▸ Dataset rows
## start
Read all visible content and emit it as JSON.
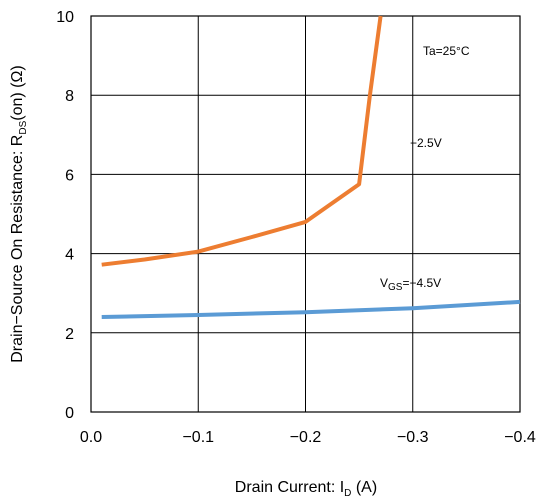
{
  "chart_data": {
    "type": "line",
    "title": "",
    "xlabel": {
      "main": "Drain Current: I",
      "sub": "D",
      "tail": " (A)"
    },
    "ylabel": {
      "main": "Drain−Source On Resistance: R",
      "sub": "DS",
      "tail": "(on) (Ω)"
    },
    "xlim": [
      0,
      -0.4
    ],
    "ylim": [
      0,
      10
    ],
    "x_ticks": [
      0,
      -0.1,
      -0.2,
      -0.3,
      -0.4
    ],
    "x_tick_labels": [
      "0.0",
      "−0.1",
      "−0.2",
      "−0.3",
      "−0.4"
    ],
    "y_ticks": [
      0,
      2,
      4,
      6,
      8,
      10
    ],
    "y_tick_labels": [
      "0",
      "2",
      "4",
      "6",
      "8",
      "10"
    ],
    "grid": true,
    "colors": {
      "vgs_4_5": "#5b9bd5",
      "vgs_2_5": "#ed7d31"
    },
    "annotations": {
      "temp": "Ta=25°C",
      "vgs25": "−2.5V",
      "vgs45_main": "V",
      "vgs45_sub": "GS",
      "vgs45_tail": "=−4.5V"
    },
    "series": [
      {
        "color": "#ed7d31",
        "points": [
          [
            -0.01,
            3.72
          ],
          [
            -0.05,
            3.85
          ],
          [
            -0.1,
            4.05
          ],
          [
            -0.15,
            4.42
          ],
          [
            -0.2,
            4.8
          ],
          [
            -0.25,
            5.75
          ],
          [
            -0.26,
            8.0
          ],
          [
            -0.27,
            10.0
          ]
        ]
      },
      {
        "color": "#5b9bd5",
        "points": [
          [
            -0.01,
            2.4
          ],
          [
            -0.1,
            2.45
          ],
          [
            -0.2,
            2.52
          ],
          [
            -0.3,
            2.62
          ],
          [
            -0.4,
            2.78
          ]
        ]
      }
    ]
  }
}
## end
Show every line of the records above that contains the word "Drain".

      "main": "Drain Current: I",
      "main": "Drain−Source On Resistance: R",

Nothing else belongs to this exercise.